Exercise requirements:
Collect all lines below with the string "warm".

═══ Recorded data ═══

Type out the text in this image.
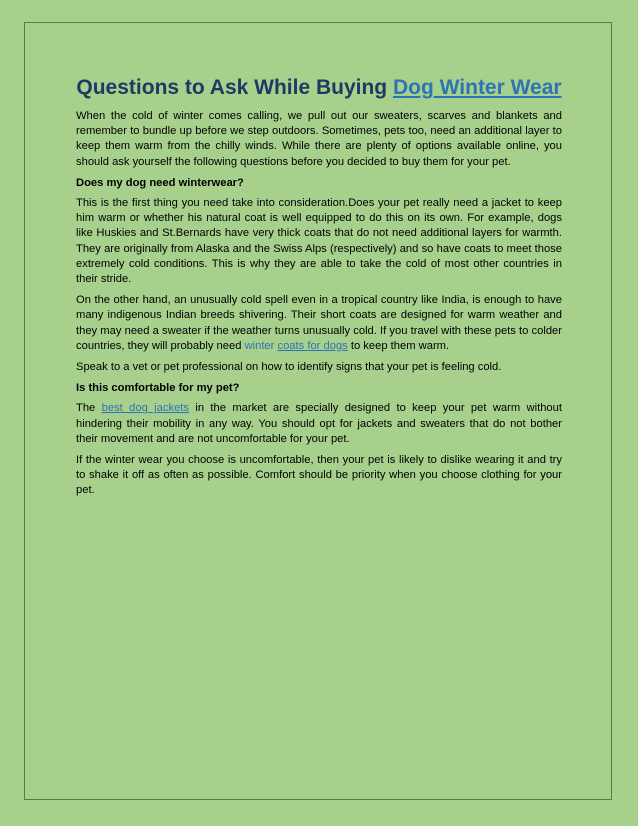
Questions to Ask While Buying Dog Winter Wear

When the cold of winter comes calling, we pull out our sweaters, scarves and blankets and remember to bundle up before we step outdoors. Sometimes, pets too, need an additional layer to keep them warm from the chilly winds. While there are plenty of options available online, you should ask yourself the following questions before you decided to buy them for your pet.

Does my dog need winterwear?

This is the first thing you need take into consideration.Does your pet really need a jacket to keep him warm or whether his natural coat is well equipped to do this on its own. For example, dogs like Huskies and St.Bernards have very thick coats that do not need additional layers for warmth. They are originally from Alaska and the Swiss Alps (respectively) and so have coats to meet those extremely cold conditions. This is why they are able to take the cold of most other countries in their stride.

On the other hand, an unusually cold spell even in a tropical country like India, is enough to have many indigenous Indian breeds shivering. Their short coats are designed for warm weather and they may need a sweater if the weather turns unusually cold. If you travel with these pets to colder countries, they will probably need winter coats for dogs to keep them warm.

Speak to a vet or pet professional on how to identify signs that your pet is feeling cold.

Is this comfortable for my pet?

The best dog jackets in the market are specially designed to keep your pet warm without hindering their mobility in any way. You should opt for jackets and sweaters that do not bother their movement and are not uncomfortable for your pet.

If the winter wear you choose is uncomfortable, then your pet is likely to dislike wearing it and try to shake it off as often as possible. Comfort should be priority when you choose clothing for your pet.
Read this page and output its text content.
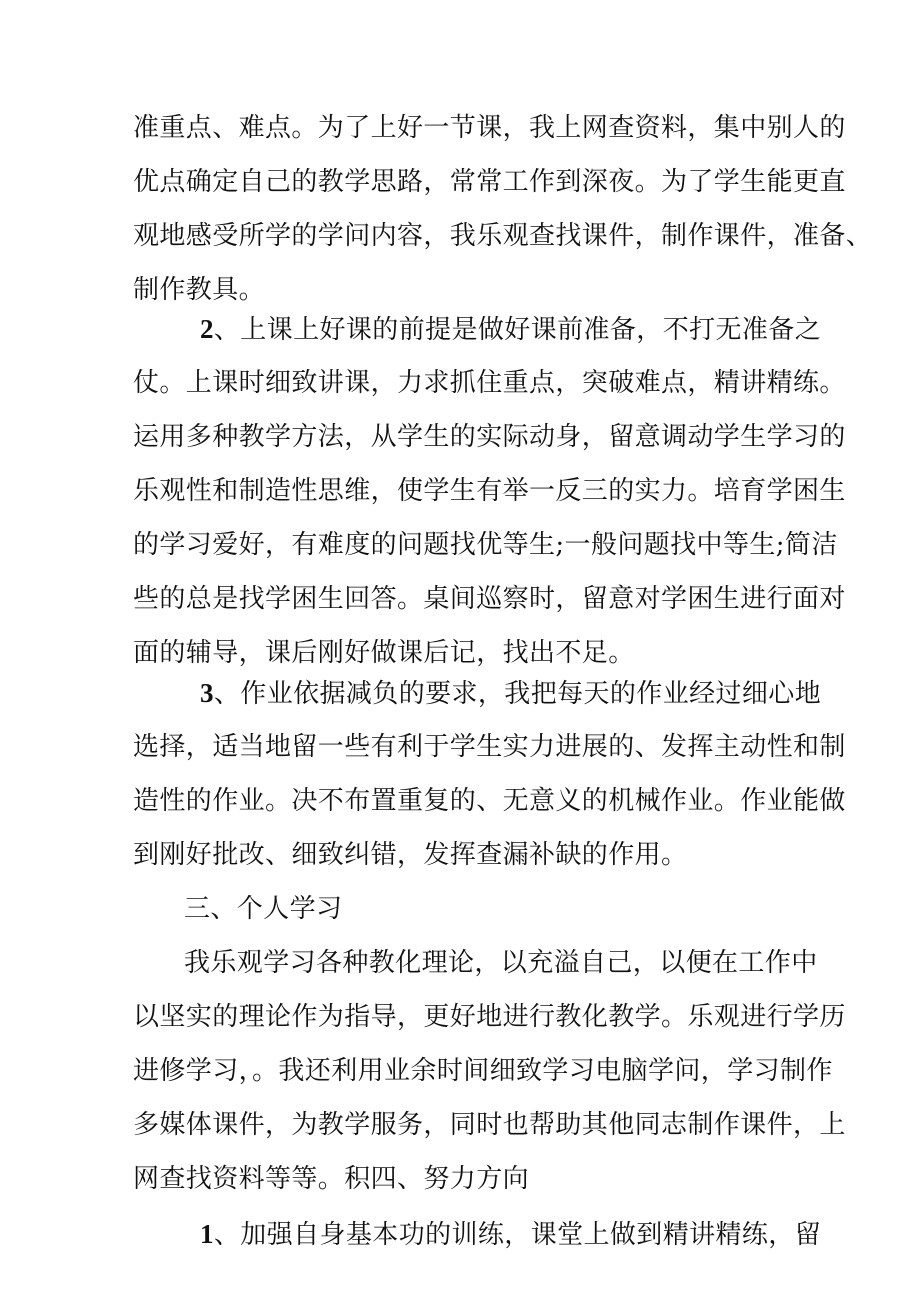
准重点、难点。为了上好一节课，我上网查资料，集中别人的
优点确定自己的教学思路，常常工作到深夜。为了学生能更直
观地感受所学的学问内容，我乐观查找课件，制作课件，准备、
制作教具。
2、上课上好课的前提是做好课前准备，不打无准备之
仗。上课时细致讲课，力求抓住重点，突破难点，精讲精练。
运用多种教学方法，从学生的实际动身，留意调动学生学习的
乐观性和制造性思维，使学生有举一反三的实力。培育学困生
的学习爱好，有难度的问题找优等生;一般问题找中等生;简洁
些的总是找学困生回答。桌间巡察时，留意对学困生进行面对
面的辅导，课后刚好做课后记，找出不足。
3、作业依据减负的要求，我把每天的作业经过细心地
选择，适当地留一些有利于学生实力进展的、发挥主动性和制
造性的作业。决不布置重复的、无意义的机械作业。作业能做
到刚好批改、细致纠错，发挥查漏补缺的作用。
三、个人学习
我乐观学习各种教化理论，以充溢自己，以便在工作中
以坚实的理论作为指导，更好地进行教化教学。乐观进行学历
进修学习，。我还利用业余时间细致学习电脑学问，学习制作
多媒体课件，为教学服务，同时也帮助其他同志制作课件，上
网查找资料等等。积四、努力方向
1、加强自身基本功的训练，课堂上做到精讲精练，留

═══

Correct output:
When the cold of winter comes calling, we pull out our sweaters, scarves and blankets and remember to bundle up before we step outdoors. Sometimes, pets too, need an additional layer to keep them warm from the chilly winds. While there are plenty of options available online, you should ask yourself the following questions before you decided to buy them for your pet.
This is the first thing you need take into consideration.Does your pet really need a jacket to keep him warm or whether his natural coat is well equipped to do this on its own. For example, dogs like Huskies and St.Bernards have very thick coats that do not need additional layers for warmth. They are originally from Alaska and the Swiss Alps (respectively) and so have coats to meet those extremely cold conditions. This is why they are able to take the cold of most other countries in their stride.
On the other hand, an unusually cold spell even in a tropical country like India, is enough to have many indigenous Indian breeds shivering. Their short coats are designed for warm weather and they may need a sweater if the weather turns unusually cold. If you travel with these pets to colder countries, they will probably need winter coats for dogs to keep them warm.
The best dog jackets in the market are specially designed to keep your pet warm without hindering their mobility in any way. You should opt for jackets and sweaters that do not bother their movement and are not uncomfortable for your pet.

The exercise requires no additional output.